◆ What is being asked
Output nothing but the lines from the line with "Output the text content of this document." through the end of the listing below, both ends included.

◆ Data records
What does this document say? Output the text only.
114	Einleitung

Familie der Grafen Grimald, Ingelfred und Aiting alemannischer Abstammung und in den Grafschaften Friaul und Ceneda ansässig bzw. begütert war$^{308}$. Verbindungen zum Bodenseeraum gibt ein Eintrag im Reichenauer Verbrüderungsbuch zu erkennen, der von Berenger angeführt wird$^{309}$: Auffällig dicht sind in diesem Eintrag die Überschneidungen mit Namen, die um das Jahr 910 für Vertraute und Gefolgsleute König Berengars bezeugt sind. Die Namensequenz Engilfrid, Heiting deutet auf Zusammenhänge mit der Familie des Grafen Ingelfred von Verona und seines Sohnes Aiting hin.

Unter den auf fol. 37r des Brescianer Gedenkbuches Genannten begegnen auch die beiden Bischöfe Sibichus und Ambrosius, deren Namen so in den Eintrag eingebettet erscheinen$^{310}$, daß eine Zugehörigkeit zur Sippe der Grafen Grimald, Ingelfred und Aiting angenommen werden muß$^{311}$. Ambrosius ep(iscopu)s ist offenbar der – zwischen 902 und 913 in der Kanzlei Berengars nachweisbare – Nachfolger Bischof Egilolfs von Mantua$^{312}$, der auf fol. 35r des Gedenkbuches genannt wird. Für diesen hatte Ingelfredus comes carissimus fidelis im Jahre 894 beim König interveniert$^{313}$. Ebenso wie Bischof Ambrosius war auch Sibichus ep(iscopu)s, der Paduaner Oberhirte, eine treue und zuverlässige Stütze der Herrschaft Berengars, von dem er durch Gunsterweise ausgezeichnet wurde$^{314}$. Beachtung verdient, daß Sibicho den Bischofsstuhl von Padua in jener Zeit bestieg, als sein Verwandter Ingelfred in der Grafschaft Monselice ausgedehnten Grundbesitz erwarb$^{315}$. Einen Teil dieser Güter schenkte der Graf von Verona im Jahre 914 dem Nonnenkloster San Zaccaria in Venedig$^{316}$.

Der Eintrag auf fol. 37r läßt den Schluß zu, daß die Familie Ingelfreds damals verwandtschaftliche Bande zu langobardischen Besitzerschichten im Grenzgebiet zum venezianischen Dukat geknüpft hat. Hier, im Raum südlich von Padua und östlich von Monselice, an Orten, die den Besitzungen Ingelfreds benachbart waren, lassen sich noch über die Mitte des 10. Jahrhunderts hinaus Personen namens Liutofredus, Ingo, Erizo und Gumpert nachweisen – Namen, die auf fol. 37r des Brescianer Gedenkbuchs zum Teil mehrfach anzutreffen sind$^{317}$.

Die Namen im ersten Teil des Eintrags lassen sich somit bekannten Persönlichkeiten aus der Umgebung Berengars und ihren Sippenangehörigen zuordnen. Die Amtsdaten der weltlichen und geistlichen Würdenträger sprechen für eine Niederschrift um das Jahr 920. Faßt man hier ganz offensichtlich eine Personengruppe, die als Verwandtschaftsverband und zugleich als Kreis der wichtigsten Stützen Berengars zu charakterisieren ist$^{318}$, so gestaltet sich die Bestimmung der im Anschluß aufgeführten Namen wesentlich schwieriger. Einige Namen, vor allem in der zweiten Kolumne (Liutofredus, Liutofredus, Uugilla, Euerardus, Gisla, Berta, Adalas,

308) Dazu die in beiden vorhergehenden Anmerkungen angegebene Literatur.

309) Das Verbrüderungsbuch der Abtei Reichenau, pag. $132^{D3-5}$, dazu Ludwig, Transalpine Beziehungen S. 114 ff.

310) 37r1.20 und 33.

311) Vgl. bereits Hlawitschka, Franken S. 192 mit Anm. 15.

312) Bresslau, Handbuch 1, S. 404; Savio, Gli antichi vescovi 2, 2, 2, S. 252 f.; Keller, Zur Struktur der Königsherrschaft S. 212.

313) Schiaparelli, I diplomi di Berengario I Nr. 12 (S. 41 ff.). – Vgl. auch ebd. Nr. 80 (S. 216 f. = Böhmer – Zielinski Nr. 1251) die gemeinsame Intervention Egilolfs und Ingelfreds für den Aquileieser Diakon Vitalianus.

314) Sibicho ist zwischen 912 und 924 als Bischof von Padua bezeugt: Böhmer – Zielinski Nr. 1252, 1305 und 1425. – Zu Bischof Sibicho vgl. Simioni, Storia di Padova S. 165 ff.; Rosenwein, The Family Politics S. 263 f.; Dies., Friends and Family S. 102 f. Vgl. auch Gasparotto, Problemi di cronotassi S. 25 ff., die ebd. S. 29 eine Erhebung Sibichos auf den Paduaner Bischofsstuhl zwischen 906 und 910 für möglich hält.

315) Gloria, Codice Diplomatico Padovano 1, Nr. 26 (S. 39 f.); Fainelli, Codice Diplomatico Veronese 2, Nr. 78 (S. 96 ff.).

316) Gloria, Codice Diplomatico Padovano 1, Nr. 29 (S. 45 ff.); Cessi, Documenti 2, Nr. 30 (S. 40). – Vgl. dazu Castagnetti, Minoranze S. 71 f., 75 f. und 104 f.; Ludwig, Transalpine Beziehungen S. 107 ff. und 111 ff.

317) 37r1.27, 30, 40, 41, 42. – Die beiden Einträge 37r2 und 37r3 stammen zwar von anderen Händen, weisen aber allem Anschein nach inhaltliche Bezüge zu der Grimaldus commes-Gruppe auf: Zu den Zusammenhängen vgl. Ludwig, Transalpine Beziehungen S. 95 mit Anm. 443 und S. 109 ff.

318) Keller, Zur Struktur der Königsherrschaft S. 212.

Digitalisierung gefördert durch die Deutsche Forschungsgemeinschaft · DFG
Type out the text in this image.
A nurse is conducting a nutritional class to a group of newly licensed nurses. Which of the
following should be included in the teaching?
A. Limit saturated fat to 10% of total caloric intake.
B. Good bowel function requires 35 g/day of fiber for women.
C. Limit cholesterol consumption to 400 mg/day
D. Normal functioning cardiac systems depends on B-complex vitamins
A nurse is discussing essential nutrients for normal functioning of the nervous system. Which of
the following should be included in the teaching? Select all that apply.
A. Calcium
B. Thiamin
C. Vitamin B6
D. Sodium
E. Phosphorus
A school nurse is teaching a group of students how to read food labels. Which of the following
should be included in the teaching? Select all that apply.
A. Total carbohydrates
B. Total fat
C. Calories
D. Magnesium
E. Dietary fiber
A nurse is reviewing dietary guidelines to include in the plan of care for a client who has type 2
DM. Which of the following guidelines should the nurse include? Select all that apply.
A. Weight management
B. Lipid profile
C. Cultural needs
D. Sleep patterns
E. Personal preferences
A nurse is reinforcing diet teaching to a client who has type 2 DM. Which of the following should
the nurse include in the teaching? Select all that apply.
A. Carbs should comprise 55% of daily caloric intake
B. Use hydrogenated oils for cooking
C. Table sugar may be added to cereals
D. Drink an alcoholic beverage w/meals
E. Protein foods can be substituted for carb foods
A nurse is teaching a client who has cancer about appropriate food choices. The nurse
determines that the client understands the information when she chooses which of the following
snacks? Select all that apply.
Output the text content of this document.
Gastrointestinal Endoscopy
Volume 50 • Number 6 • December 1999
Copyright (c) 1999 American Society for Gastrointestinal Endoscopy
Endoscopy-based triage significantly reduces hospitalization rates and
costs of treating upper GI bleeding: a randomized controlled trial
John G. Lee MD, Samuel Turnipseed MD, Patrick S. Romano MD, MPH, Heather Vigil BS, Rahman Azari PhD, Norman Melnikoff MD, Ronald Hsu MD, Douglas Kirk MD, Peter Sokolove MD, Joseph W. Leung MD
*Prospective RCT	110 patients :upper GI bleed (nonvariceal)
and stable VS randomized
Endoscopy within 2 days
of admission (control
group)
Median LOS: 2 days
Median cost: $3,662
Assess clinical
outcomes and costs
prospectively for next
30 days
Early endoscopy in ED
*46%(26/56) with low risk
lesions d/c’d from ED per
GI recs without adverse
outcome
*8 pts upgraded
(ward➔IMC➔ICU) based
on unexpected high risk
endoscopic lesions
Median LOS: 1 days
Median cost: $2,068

◆ Answer section
Output the text content of this document.
Gastrointestinal Endoscopy
Volume 50 • Number 6 • December 1999
Copyright (c) 1999 American Society for Gastrointestinal Endoscopy
Endoscopy-based triage significantly reduces hospitalization rates and
costs of treating upper GI bleeding: a randomized controlled trial
John G. Lee MD, Samuel Turnipseed MD, Patrick S. Romano MD, MPH, Heather Vigil BS, Rahman Azari PhD, Norman Melnikoff MD, Ronald Hsu MD, Douglas Kirk MD, Peter Sokolove MD, Joseph W. Leung MD
*Prospective RCT	110 patients :upper GI bleed (nonvariceal)
and stable VS randomized
Endoscopy within 2 days
of admission (control
group)
Median LOS: 2 days
Median cost: $3,662
Assess clinical
outcomes and costs
prospectively for next
30 days
Early endoscopy in ED
*46%(26/56) with low risk
lesions d/c’d from ED per
GI recs without adverse
outcome
*8 pts upgraded
(ward➔IMC➔ICU) based
on unexpected high risk
endoscopic lesions
Median LOS: 1 days
Median cost: $2,068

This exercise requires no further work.